*What you have to do*. For each line below that includes the word "raising", make a copy.

(Collected data entries)
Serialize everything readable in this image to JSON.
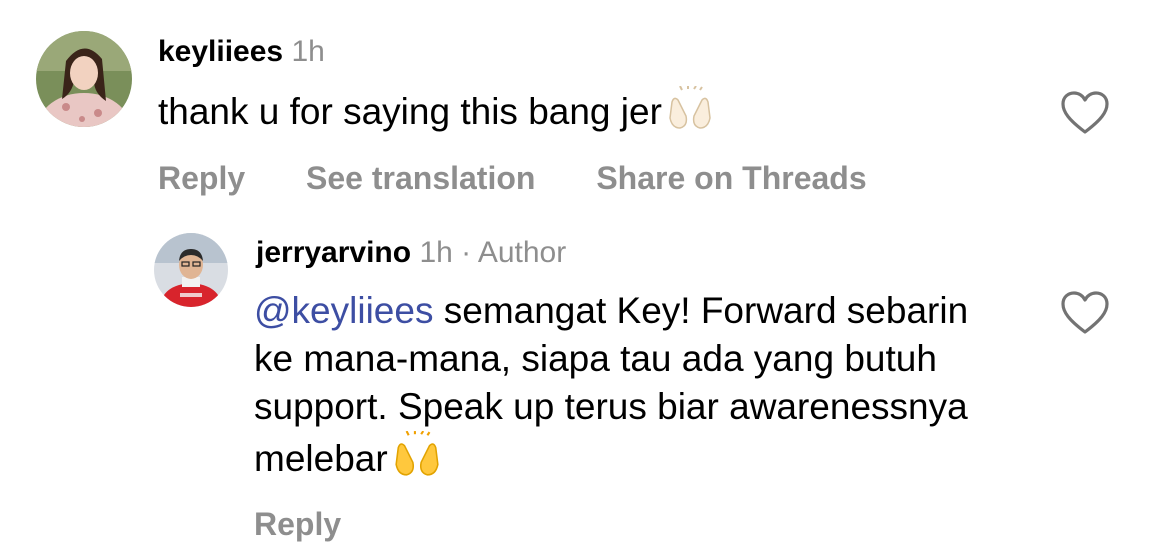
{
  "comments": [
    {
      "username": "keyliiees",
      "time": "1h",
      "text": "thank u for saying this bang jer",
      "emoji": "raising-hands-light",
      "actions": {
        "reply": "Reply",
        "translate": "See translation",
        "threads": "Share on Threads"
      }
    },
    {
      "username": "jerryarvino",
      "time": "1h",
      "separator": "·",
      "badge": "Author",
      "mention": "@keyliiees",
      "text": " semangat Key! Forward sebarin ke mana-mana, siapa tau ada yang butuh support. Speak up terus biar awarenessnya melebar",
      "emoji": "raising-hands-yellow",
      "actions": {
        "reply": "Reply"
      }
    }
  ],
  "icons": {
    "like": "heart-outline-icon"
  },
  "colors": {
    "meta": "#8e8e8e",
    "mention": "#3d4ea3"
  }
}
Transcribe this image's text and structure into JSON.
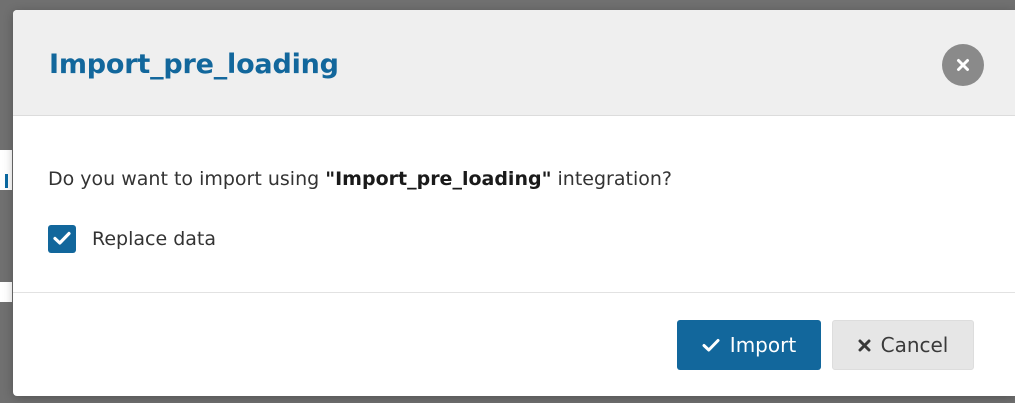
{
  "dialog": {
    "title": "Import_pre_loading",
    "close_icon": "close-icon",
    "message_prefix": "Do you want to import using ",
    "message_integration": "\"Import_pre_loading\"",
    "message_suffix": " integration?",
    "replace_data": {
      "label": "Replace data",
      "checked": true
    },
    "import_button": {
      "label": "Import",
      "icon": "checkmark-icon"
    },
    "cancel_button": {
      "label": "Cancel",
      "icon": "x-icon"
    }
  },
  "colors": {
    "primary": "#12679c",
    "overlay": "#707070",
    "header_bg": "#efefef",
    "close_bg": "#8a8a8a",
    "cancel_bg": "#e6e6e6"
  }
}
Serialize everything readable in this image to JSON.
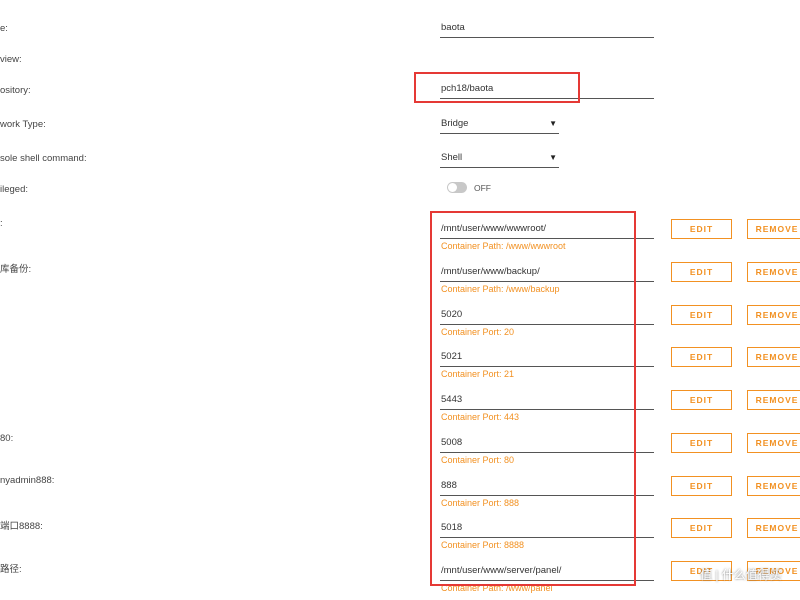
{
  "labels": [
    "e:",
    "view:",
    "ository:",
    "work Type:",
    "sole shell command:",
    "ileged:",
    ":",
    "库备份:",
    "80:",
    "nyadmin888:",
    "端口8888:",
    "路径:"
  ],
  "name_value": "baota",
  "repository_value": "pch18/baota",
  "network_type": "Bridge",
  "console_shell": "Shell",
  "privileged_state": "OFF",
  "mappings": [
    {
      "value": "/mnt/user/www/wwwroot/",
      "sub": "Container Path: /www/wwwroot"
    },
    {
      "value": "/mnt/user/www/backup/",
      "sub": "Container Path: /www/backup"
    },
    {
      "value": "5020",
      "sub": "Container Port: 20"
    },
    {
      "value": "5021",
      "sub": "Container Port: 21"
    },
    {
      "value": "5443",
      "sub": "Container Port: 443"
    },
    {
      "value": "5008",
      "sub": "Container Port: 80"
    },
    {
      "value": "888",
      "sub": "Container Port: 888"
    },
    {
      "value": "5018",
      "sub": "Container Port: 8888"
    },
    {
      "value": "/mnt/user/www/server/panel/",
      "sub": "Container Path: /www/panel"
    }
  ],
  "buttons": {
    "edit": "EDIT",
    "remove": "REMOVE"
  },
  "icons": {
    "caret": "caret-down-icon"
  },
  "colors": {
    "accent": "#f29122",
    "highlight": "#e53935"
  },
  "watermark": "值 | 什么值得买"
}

*Result of this exercise*.
      "emoji": "raising-hands-light",
      "emoji": "raising-hands-yellow",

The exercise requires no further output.